PROBLEM TO SOLVE: Make an exact copy of all the entries below, with the pictures left out.
-- Start of EXERCISE DATA --
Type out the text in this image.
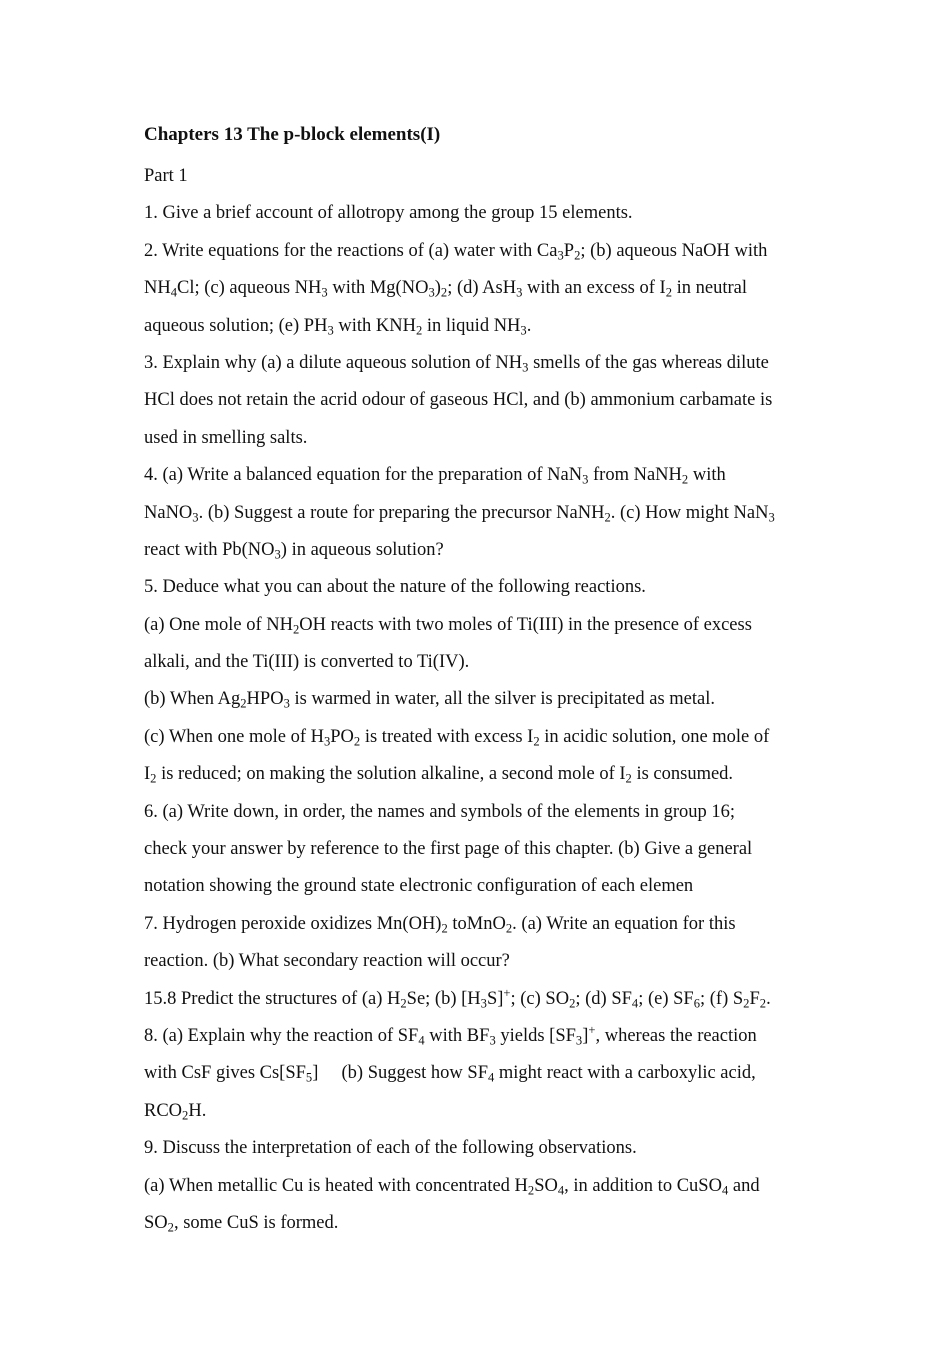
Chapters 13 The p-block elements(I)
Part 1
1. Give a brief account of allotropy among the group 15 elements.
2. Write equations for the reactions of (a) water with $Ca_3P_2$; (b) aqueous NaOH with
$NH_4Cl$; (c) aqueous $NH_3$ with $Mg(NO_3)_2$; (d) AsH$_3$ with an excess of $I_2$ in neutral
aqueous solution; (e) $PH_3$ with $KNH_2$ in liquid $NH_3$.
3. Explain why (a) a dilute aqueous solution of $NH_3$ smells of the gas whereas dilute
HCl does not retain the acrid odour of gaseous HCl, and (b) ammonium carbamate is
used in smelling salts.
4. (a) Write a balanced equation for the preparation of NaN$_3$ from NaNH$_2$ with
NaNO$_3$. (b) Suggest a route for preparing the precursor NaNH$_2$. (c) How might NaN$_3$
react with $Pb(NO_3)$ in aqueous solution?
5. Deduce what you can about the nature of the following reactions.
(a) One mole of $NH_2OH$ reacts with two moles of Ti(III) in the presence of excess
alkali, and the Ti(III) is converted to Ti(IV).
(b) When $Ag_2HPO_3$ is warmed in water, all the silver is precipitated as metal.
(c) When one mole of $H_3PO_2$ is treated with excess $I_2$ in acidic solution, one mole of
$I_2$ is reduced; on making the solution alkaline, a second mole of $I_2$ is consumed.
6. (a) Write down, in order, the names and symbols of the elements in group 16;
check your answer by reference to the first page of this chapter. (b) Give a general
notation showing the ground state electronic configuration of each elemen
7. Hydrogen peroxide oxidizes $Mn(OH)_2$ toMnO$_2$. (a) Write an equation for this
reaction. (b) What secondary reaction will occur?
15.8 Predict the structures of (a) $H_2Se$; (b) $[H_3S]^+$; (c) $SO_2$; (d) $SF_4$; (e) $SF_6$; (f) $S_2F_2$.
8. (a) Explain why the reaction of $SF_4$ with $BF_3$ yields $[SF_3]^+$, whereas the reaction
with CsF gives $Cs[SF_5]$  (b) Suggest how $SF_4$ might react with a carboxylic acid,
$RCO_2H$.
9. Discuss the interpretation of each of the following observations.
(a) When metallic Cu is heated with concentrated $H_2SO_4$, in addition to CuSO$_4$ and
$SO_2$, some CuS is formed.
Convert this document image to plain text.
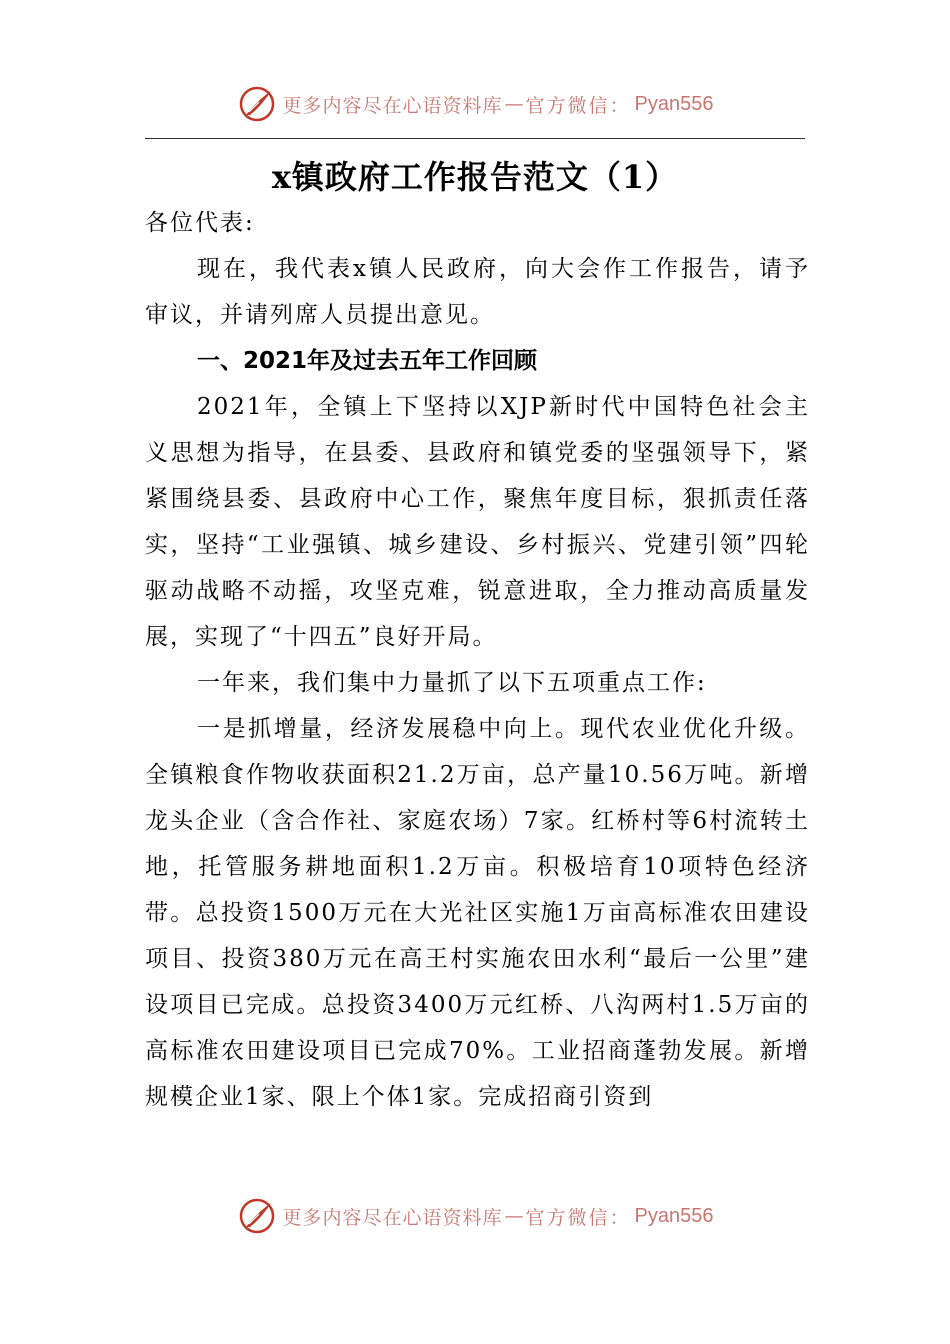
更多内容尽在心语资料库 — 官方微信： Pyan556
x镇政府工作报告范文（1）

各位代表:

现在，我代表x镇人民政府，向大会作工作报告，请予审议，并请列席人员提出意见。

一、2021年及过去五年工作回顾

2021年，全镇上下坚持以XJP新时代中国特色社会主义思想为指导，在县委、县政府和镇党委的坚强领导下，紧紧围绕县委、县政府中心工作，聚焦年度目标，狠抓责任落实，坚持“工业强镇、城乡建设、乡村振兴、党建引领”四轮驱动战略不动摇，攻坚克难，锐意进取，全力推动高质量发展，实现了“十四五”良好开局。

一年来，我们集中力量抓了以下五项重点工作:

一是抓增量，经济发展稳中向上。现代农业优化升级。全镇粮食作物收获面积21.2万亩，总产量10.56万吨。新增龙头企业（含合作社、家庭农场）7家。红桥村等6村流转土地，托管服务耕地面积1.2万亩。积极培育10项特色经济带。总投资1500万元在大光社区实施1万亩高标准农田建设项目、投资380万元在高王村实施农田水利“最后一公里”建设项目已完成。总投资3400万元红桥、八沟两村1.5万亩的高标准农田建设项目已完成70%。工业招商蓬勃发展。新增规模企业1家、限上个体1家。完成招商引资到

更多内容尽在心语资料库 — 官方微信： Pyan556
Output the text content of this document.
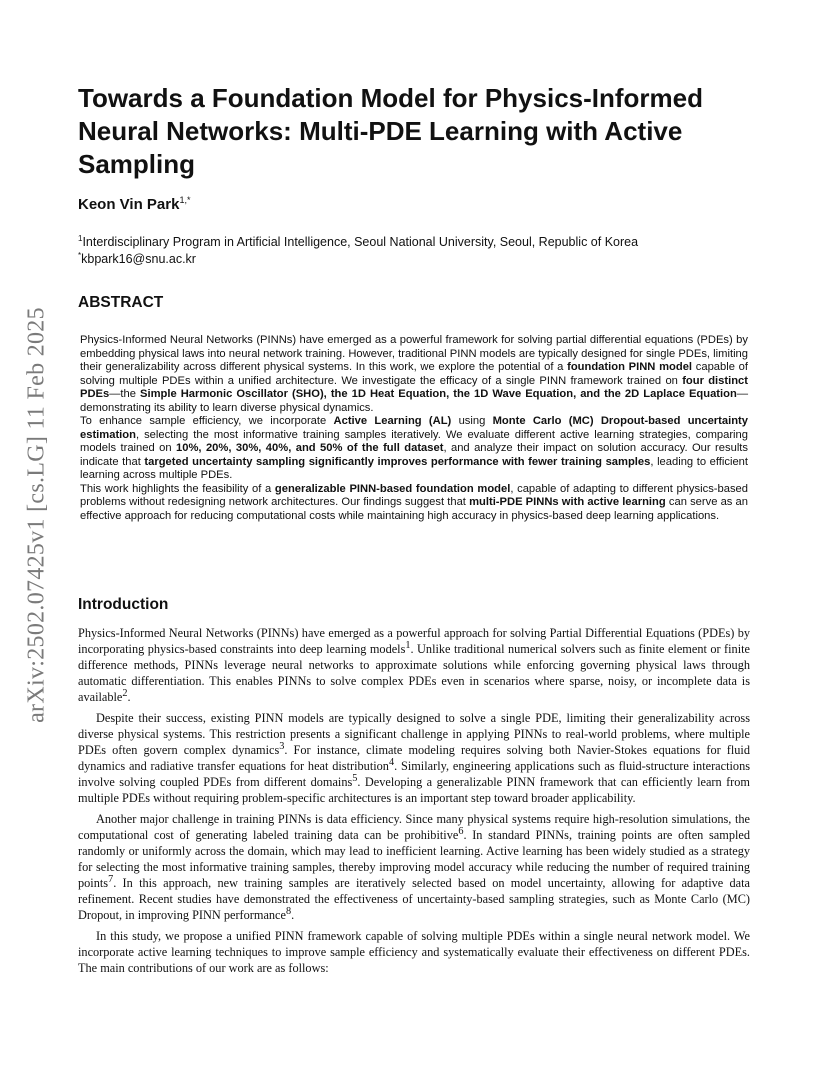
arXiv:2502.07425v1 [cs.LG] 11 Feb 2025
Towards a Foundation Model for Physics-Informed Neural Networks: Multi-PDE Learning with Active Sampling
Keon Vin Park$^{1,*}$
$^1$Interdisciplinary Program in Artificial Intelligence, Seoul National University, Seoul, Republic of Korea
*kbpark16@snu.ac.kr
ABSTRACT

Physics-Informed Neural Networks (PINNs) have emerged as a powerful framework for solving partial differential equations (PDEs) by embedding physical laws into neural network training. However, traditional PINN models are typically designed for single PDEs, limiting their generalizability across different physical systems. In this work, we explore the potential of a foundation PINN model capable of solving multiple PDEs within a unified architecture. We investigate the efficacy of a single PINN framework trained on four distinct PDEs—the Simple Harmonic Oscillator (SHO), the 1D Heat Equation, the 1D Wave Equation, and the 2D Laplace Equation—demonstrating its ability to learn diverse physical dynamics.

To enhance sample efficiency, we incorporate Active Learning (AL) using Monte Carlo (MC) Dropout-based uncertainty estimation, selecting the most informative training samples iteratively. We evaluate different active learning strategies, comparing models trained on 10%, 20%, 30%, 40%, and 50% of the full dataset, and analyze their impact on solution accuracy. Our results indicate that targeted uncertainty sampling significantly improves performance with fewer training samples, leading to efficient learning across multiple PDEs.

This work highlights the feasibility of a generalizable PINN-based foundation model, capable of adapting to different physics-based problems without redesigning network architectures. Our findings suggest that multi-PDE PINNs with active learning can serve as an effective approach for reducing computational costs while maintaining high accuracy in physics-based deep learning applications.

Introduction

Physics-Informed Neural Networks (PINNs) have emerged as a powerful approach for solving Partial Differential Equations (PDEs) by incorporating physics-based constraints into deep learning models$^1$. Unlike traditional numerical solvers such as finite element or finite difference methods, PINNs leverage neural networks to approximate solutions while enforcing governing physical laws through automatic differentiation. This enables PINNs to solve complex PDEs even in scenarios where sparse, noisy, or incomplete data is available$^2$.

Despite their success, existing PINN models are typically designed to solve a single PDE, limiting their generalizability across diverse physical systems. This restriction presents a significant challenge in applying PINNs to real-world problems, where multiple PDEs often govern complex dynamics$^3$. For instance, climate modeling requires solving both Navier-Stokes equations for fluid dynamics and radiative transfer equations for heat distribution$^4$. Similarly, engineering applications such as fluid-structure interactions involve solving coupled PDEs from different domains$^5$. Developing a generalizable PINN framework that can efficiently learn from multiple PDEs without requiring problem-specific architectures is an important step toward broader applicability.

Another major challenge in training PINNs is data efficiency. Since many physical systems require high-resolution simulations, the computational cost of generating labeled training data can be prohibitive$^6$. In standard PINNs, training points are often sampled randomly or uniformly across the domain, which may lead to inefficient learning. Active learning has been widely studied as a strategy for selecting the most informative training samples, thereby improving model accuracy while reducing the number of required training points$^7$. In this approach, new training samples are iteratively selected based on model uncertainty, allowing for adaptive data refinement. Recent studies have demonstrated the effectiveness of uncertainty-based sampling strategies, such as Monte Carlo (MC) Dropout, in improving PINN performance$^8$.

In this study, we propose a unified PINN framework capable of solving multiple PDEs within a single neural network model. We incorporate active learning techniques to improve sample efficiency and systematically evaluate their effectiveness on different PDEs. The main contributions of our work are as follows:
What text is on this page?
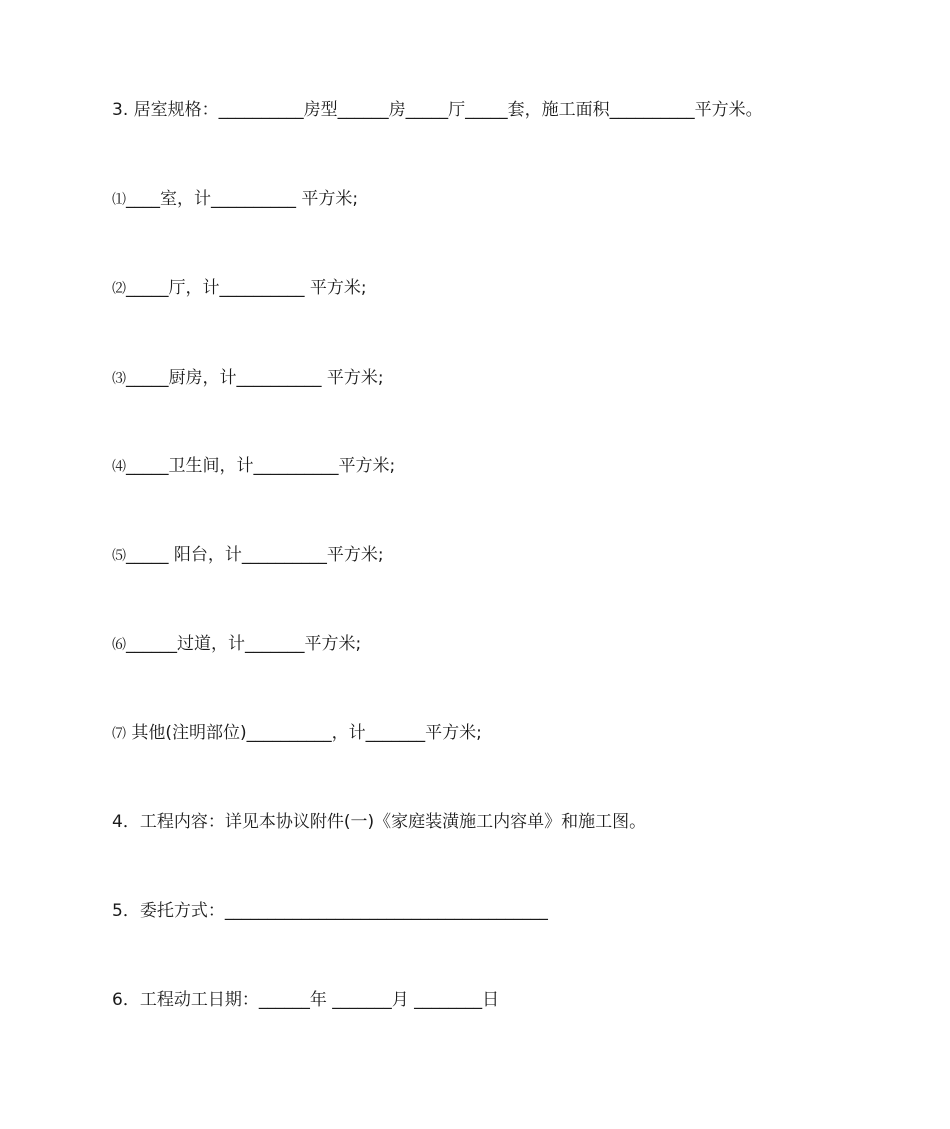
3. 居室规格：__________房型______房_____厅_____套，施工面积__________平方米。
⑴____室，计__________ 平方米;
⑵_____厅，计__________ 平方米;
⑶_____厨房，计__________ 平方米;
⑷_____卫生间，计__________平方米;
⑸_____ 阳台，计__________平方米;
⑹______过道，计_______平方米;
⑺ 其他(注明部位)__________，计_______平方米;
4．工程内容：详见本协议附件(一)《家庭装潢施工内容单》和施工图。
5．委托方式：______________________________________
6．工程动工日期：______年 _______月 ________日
-- End of EXERCISE DATA --
CORRECT RESPONSE:
Type out the text in this image.
Chapters 13 The p-block elements(I)
Part 1
1. Give a brief account of allotropy among the group 15 elements.
2. Write equations for the reactions of (a) water with $Ca_3P_2$; (b) aqueous NaOH with
$NH_4Cl$; (c) aqueous $NH_3$ with $Mg(NO_3)_2$; (d) AsH$_3$ with an excess of $I_2$ in neutral
aqueous solution; (e) $PH_3$ with $KNH_2$ in liquid $NH_3$.
3. Explain why (a) a dilute aqueous solution of $NH_3$ smells of the gas whereas dilute
HCl does not retain the acrid odour of gaseous HCl, and (b) ammonium carbamate is
used in smelling salts.
4. (a) Write a balanced equation for the preparation of NaN$_3$ from NaNH$_2$ with
NaNO$_3$. (b) Suggest a route for preparing the precursor NaNH$_2$. (c) How might NaN$_3$
react with $Pb(NO_3)$ in aqueous solution?
5. Deduce what you can about the nature of the following reactions.
(a) One mole of $NH_2OH$ reacts with two moles of Ti(III) in the presence of excess
alkali, and the Ti(III) is converted to Ti(IV).
(b) When $Ag_2HPO_3$ is warmed in water, all the silver is precipitated as metal.
(c) When one mole of $H_3PO_2$ is treated with excess $I_2$ in acidic solution, one mole of
$I_2$ is reduced; on making the solution alkaline, a second mole of $I_2$ is consumed.
6. (a) Write down, in order, the names and symbols of the elements in group 16;
check your answer by reference to the first page of this chapter. (b) Give a general
notation showing the ground state electronic configuration of each elemen
7. Hydrogen peroxide oxidizes $Mn(OH)_2$ toMnO$_2$. (a) Write an equation for this
reaction. (b) What secondary reaction will occur?
15.8 Predict the structures of (a) $H_2Se$; (b) $[H_3S]^+$; (c) $SO_2$; (d) $SF_4$; (e) $SF_6$; (f) $S_2F_2$.
8. (a) Explain why the reaction of $SF_4$ with $BF_3$ yields $[SF_3]^+$, whereas the reaction
with CsF gives $Cs[SF_5]$  (b) Suggest how $SF_4$ might react with a carboxylic acid,
$RCO_2H$.
9. Discuss the interpretation of each of the following observations.
(a) When metallic Cu is heated with concentrated $H_2SO_4$, in addition to CuSO$_4$ and
$SO_2$, some CuS is formed.
Convert this document image to plain text.
更多内容尽在心语资料库 — 官方微信： Pyan556
x镇政府工作报告范文（1）

各位代表:

现在，我代表x镇人民政府，向大会作工作报告，请予审议，并请列席人员提出意见。

一、2021年及过去五年工作回顾

2021年，全镇上下坚持以XJP新时代中国特色社会主义思想为指导，在县委、县政府和镇党委的坚强领导下，紧紧围绕县委、县政府中心工作，聚焦年度目标，狠抓责任落实，坚持“工业强镇、城乡建设、乡村振兴、党建引领”四轮驱动战略不动摇，攻坚克难，锐意进取，全力推动高质量发展，实现了“十四五”良好开局。

一年来，我们集中力量抓了以下五项重点工作:

一是抓增量，经济发展稳中向上。现代农业优化升级。全镇粮食作物收获面积21.2万亩，总产量10.56万吨。新增龙头企业（含合作社、家庭农场）7家。红桥村等6村流转土地，托管服务耕地面积1.2万亩。积极培育10项特色经济带。总投资1500万元在大光社区实施1万亩高标准农田建设项目、投资380万元在高王村实施农田水利“最后一公里”建设项目已完成。总投资3400万元红桥、八沟两村1.5万亩的高标准农田建设项目已完成70%。工业招商蓬勃发展。新增规模企业1家、限上个体1家。完成招商引资到

更多内容尽在心语资料库 — 官方微信： Pyan556
Output the text content of this document.
arXiv:2502.07425v1 [cs.LG] 11 Feb 2025
Towards a Foundation Model for Physics-Informed Neural Networks: Multi-PDE Learning with Active Sampling
Keon Vin Park$^{1,*}$
$^1$Interdisciplinary Program in Artificial Intelligence, Seoul National University, Seoul, Republic of Korea
*kbpark16@snu.ac.kr
ABSTRACT

Physics-Informed Neural Networks (PINNs) have emerged as a powerful framework for solving partial differential equations (PDEs) by embedding physical laws into neural network training. However, traditional PINN models are typically designed for single PDEs, limiting their generalizability across different physical systems. In this work, we explore the potential of a foundation PINN model capable of solving multiple PDEs within a unified architecture. We investigate the efficacy of a single PINN framework trained on four distinct PDEs—the Simple Harmonic Oscillator (SHO), the 1D Heat Equation, the 1D Wave Equation, and the 2D Laplace Equation—demonstrating its ability to learn diverse physical dynamics.

To enhance sample efficiency, we incorporate Active Learning (AL) using Monte Carlo (MC) Dropout-based uncertainty estimation, selecting the most informative training samples iteratively. We evaluate different active learning strategies, comparing models trained on 10%, 20%, 30%, 40%, and 50% of the full dataset, and analyze their impact on solution accuracy. Our results indicate that targeted uncertainty sampling significantly improves performance with fewer training samples, leading to efficient learning across multiple PDEs.

This work highlights the feasibility of a generalizable PINN-based foundation model, capable of adapting to different physics-based problems without redesigning network architectures. Our findings suggest that multi-PDE PINNs with active learning can serve as an effective approach for reducing computational costs while maintaining high accuracy in physics-based deep learning applications.

Introduction

Physics-Informed Neural Networks (PINNs) have emerged as a powerful approach for solving Partial Differential Equations (PDEs) by incorporating physics-based constraints into deep learning models$^1$. Unlike traditional numerical solvers such as finite element or finite difference methods, PINNs leverage neural networks to approximate solutions while enforcing governing physical laws through automatic differentiation. This enables PINNs to solve complex PDEs even in scenarios where sparse, noisy, or incomplete data is available$^2$.

Despite their success, existing PINN models are typically designed to solve a single PDE, limiting their generalizability across diverse physical systems. This restriction presents a significant challenge in applying PINNs to real-world problems, where multiple PDEs often govern complex dynamics$^3$. For instance, climate modeling requires solving both Navier-Stokes equations for fluid dynamics and radiative transfer equations for heat distribution$^4$. Similarly, engineering applications such as fluid-structure interactions involve solving coupled PDEs from different domains$^5$. Developing a generalizable PINN framework that can efficiently learn from multiple PDEs without requiring problem-specific architectures is an important step toward broader applicability.

Another major challenge in training PINNs is data efficiency. Since many physical systems require high-resolution simulations, the computational cost of generating labeled training data can be prohibitive$^6$. In standard PINNs, training points are often sampled randomly or uniformly across the domain, which may lead to inefficient learning. Active learning has been widely studied as a strategy for selecting the most informative training samples, thereby improving model accuracy while reducing the number of required training points$^7$. In this approach, new training samples are iteratively selected based on model uncertainty, allowing for adaptive data refinement. Recent studies have demonstrated the effectiveness of uncertainty-based sampling strategies, such as Monte Carlo (MC) Dropout, in improving PINN performance$^8$.

In this study, we propose a unified PINN framework capable of solving multiple PDEs within a single neural network model. We incorporate active learning techniques to improve sample efficiency and systematically evaluate their effectiveness on different PDEs. The main contributions of our work are as follows:
What text is on this page?
3. 居室规格：__________房型______房_____厅_____套，施工面积__________平方米。
⑴____室，计__________ 平方米;
⑵_____厅，计__________ 平方米;
⑶_____厨房，计__________ 平方米;
⑷_____卫生间，计__________平方米;
⑸_____ 阳台，计__________平方米;
⑹______过道，计_______平方米;
⑺ 其他(注明部位)__________，计_______平方米;
4．工程内容：详见本协议附件(一)《家庭装潢施工内容单》和施工图。
5．委托方式：______________________________________
6．工程动工日期：______年 _______月 ________日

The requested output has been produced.